DESCRIPTION OF THE TASK | All material below is to be reproduced exactly.

* start SOURCE MATERIAL *

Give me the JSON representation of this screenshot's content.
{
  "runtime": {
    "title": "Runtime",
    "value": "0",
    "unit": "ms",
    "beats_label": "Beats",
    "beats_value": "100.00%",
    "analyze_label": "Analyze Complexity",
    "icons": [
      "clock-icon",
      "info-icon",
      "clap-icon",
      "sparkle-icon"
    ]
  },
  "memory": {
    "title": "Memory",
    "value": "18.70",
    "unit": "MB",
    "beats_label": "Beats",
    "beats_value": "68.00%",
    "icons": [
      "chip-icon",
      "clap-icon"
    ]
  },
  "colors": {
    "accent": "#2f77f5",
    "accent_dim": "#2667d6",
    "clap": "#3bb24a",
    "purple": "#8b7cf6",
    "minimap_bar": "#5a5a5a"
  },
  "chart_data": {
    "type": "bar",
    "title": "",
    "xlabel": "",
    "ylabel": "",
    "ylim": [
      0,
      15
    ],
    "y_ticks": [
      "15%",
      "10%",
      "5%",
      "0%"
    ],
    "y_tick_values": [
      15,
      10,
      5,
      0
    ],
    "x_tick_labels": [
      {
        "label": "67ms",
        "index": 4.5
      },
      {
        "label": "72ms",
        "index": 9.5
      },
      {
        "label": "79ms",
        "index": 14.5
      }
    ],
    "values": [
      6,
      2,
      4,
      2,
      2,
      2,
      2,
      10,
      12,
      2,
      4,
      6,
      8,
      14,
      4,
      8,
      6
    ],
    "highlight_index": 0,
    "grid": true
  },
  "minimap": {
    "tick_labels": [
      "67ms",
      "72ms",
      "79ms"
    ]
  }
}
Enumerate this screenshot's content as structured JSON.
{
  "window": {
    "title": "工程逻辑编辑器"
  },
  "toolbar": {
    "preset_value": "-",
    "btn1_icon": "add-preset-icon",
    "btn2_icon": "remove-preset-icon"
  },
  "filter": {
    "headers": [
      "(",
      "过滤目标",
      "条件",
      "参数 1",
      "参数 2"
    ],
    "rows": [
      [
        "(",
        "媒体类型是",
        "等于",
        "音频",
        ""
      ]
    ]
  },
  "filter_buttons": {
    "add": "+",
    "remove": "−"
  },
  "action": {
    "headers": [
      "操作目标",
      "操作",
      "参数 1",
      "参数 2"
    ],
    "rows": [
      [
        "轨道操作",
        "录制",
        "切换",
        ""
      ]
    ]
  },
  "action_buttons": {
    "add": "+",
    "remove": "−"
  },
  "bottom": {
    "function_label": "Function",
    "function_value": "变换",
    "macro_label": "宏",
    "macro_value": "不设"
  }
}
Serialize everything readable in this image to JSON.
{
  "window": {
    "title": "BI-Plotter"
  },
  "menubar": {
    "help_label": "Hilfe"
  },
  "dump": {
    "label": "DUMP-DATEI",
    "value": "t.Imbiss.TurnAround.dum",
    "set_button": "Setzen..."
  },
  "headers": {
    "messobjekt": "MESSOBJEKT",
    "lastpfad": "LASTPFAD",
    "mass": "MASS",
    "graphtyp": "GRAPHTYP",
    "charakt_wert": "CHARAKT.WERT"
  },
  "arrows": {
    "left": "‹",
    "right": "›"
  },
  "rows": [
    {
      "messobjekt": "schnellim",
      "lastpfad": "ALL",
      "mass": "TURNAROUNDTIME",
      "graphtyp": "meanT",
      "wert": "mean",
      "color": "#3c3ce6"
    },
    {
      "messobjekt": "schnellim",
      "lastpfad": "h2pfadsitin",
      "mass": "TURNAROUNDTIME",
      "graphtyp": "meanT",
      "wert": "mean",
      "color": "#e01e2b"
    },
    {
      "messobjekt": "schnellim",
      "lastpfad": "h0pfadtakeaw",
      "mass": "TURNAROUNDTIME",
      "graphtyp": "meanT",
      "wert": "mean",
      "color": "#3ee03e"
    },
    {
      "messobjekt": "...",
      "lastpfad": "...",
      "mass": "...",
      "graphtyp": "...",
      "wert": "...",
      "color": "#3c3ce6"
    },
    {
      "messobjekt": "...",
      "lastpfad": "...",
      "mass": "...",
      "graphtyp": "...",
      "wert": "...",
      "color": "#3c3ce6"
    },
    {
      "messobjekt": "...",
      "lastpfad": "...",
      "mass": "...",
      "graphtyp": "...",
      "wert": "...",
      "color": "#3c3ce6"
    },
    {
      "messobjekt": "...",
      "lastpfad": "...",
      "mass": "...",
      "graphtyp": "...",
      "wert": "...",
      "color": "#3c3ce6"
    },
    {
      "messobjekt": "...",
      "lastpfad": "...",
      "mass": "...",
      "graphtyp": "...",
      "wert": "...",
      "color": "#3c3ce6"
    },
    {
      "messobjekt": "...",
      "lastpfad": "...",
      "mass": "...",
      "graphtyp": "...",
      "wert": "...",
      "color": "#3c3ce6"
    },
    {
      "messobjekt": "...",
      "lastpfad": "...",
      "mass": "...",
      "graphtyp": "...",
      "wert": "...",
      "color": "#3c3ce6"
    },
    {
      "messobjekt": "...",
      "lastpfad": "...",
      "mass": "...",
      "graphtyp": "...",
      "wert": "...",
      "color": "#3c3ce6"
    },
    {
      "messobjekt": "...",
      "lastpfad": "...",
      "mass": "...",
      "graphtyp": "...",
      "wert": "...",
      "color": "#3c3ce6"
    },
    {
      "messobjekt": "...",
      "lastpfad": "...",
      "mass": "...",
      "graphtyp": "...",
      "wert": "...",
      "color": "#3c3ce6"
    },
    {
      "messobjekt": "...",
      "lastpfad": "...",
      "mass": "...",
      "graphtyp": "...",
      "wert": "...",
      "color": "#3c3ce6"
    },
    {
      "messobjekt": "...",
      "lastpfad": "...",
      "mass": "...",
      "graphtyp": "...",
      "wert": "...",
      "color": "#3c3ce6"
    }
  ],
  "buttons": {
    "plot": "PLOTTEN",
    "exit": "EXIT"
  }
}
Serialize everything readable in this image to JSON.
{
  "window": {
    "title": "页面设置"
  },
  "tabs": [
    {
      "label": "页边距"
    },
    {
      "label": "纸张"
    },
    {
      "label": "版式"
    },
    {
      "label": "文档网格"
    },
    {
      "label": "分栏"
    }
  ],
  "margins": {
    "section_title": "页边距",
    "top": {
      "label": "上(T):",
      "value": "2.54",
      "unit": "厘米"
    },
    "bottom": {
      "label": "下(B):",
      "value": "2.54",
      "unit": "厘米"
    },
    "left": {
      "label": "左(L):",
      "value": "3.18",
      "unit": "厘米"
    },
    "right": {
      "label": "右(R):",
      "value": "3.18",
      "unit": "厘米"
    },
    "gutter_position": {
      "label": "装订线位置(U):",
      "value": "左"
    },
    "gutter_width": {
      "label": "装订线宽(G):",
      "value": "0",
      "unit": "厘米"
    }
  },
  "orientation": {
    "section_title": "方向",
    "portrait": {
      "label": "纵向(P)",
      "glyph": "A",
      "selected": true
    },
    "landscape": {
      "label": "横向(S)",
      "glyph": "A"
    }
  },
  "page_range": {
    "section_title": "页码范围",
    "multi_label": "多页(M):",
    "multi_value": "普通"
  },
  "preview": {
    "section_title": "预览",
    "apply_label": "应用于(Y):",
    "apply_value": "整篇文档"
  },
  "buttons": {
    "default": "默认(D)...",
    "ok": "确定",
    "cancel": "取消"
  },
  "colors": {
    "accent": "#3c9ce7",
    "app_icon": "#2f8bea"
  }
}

* end SOURCE MATERIAL *

RESPONSE FOR THIS EXERCISE |
Give me the JSON representation of this screenshot's content.
{
  "runtime": {
    "title": "Runtime",
    "value": "0",
    "unit": "ms",
    "beats_label": "Beats",
    "beats_value": "100.00%",
    "analyze_label": "Analyze Complexity",
    "icons": [
      "clock-icon",
      "info-icon",
      "clap-icon",
      "sparkle-icon"
    ]
  },
  "memory": {
    "title": "Memory",
    "value": "18.70",
    "unit": "MB",
    "beats_label": "Beats",
    "beats_value": "68.00%",
    "icons": [
      "chip-icon",
      "clap-icon"
    ]
  },
  "colors": {
    "accent": "#2f77f5",
    "accent_dim": "#2667d6",
    "clap": "#3bb24a",
    "purple": "#8b7cf6",
    "minimap_bar": "#5a5a5a"
  },
  "chart_data": {
    "type": "bar",
    "title": "",
    "xlabel": "",
    "ylabel": "",
    "ylim": [
      0,
      15
    ],
    "y_ticks": [
      "15%",
      "10%",
      "5%",
      "0%"
    ],
    "y_tick_values": [
      15,
      10,
      5,
      0
    ],
    "x_tick_labels": [
      {
        "label": "67ms",
        "index": 4.5
      },
      {
        "label": "72ms",
        "index": 9.5
      },
      {
        "label": "79ms",
        "index": 14.5
      }
    ],
    "values": [
      6,
      2,
      4,
      2,
      2,
      2,
      2,
      10,
      12,
      2,
      4,
      6,
      8,
      14,
      4,
      8,
      6
    ],
    "highlight_index": 0,
    "grid": true
  },
  "minimap": {
    "tick_labels": [
      "67ms",
      "72ms",
      "79ms"
    ]
  }
}
Enumerate this screenshot's content as structured JSON.
{
  "window": {
    "title": "工程逻辑编辑器"
  },
  "toolbar": {
    "preset_value": "-",
    "btn1_icon": "add-preset-icon",
    "btn2_icon": "remove-preset-icon"
  },
  "filter": {
    "headers": [
      "(",
      "过滤目标",
      "条件",
      "参数 1",
      "参数 2"
    ],
    "rows": [
      [
        "(",
        "媒体类型是",
        "等于",
        "音频",
        ""
      ]
    ]
  },
  "filter_buttons": {
    "add": "+",
    "remove": "−"
  },
  "action": {
    "headers": [
      "操作目标",
      "操作",
      "参数 1",
      "参数 2"
    ],
    "rows": [
      [
        "轨道操作",
        "录制",
        "切换",
        ""
      ]
    ]
  },
  "action_buttons": {
    "add": "+",
    "remove": "−"
  },
  "bottom": {
    "function_label": "Function",
    "function_value": "变换",
    "macro_label": "宏",
    "macro_value": "不设"
  }
}
Serialize everything readable in this image to JSON.
{
  "window": {
    "title": "BI-Plotter"
  },
  "menubar": {
    "help_label": "Hilfe"
  },
  "dump": {
    "label": "DUMP-DATEI",
    "value": "t.Imbiss.TurnAround.dum",
    "set_button": "Setzen..."
  },
  "headers": {
    "messobjekt": "MESSOBJEKT",
    "lastpfad": "LASTPFAD",
    "mass": "MASS",
    "graphtyp": "GRAPHTYP",
    "charakt_wert": "CHARAKT.WERT"
  },
  "arrows": {
    "left": "‹",
    "right": "›"
  },
  "rows": [
    {
      "messobjekt": "schnellim",
      "lastpfad": "ALL",
      "mass": "TURNAROUNDTIME",
      "graphtyp": "meanT",
      "wert": "mean",
      "color": "#3c3ce6"
    },
    {
      "messobjekt": "schnellim",
      "lastpfad": "h2pfadsitin",
      "mass": "TURNAROUNDTIME",
      "graphtyp": "meanT",
      "wert": "mean",
      "color": "#e01e2b"
    },
    {
      "messobjekt": "schnellim",
      "lastpfad": "h0pfadtakeaw",
      "mass": "TURNAROUNDTIME",
      "graphtyp": "meanT",
      "wert": "mean",
      "color": "#3ee03e"
    },
    {
      "messobjekt": "...",
      "lastpfad": "...",
      "mass": "...",
      "graphtyp": "...",
      "wert": "...",
      "color": "#3c3ce6"
    },
    {
      "messobjekt": "...",
      "lastpfad": "...",
      "mass": "...",
      "graphtyp": "...",
      "wert": "...",
      "color": "#3c3ce6"
    },
    {
      "messobjekt": "...",
      "lastpfad": "...",
      "mass": "...",
      "graphtyp": "...",
      "wert": "...",
      "color": "#3c3ce6"
    },
    {
      "messobjekt": "...",
      "lastpfad": "...",
      "mass": "...",
      "graphtyp": "...",
      "wert": "...",
      "color": "#3c3ce6"
    },
    {
      "messobjekt": "...",
      "lastpfad": "...",
      "mass": "...",
      "graphtyp": "...",
      "wert": "...",
      "color": "#3c3ce6"
    },
    {
      "messobjekt": "...",
      "lastpfad": "...",
      "mass": "...",
      "graphtyp": "...",
      "wert": "...",
      "color": "#3c3ce6"
    },
    {
      "messobjekt": "...",
      "lastpfad": "...",
      "mass": "...",
      "graphtyp": "...",
      "wert": "...",
      "color": "#3c3ce6"
    },
    {
      "messobjekt": "...",
      "lastpfad": "...",
      "mass": "...",
      "graphtyp": "...",
      "wert": "...",
      "color": "#3c3ce6"
    },
    {
      "messobjekt": "...",
      "lastpfad": "...",
      "mass": "...",
      "graphtyp": "...",
      "wert": "...",
      "color": "#3c3ce6"
    },
    {
      "messobjekt": "...",
      "lastpfad": "...",
      "mass": "...",
      "graphtyp": "...",
      "wert": "...",
      "color": "#3c3ce6"
    },
    {
      "messobjekt": "...",
      "lastpfad": "...",
      "mass": "...",
      "graphtyp": "...",
      "wert": "...",
      "color": "#3c3ce6"
    },
    {
      "messobjekt": "...",
      "lastpfad": "...",
      "mass": "...",
      "graphtyp": "...",
      "wert": "...",
      "color": "#3c3ce6"
    }
  ],
  "buttons": {
    "plot": "PLOTTEN",
    "exit": "EXIT"
  }
}
Serialize everything readable in this image to JSON.
{
  "window": {
    "title": "页面设置"
  },
  "tabs": [
    {
      "label": "页边距"
    },
    {
      "label": "纸张"
    },
    {
      "label": "版式"
    },
    {
      "label": "文档网格"
    },
    {
      "label": "分栏"
    }
  ],
  "margins": {
    "section_title": "页边距",
    "top": {
      "label": "上(T):",
      "value": "2.54",
      "unit": "厘米"
    },
    "bottom": {
      "label": "下(B):",
      "value": "2.54",
      "unit": "厘米"
    },
    "left": {
      "label": "左(L):",
      "value": "3.18",
      "unit": "厘米"
    },
    "right": {
      "label": "右(R):",
      "value": "3.18",
      "unit": "厘米"
    },
    "gutter_position": {
      "label": "装订线位置(U):",
      "value": "左"
    },
    "gutter_width": {
      "label": "装订线宽(G):",
      "value": "0",
      "unit": "厘米"
    }
  },
  "orientation": {
    "section_title": "方向",
    "portrait": {
      "label": "纵向(P)",
      "glyph": "A",
      "selected": true
    },
    "landscape": {
      "label": "横向(S)",
      "glyph": "A"
    }
  },
  "page_range": {
    "section_title": "页码范围",
    "multi_label": "多页(M):",
    "multi_value": "普通"
  },
  "preview": {
    "section_title": "预览",
    "apply_label": "应用于(Y):",
    "apply_value": "整篇文档"
  },
  "buttons": {
    "default": "默认(D)...",
    "ok": "确定",
    "cancel": "取消"
  },
  "colors": {
    "accent": "#3c9ce7",
    "app_icon": "#2f8bea"
  }
}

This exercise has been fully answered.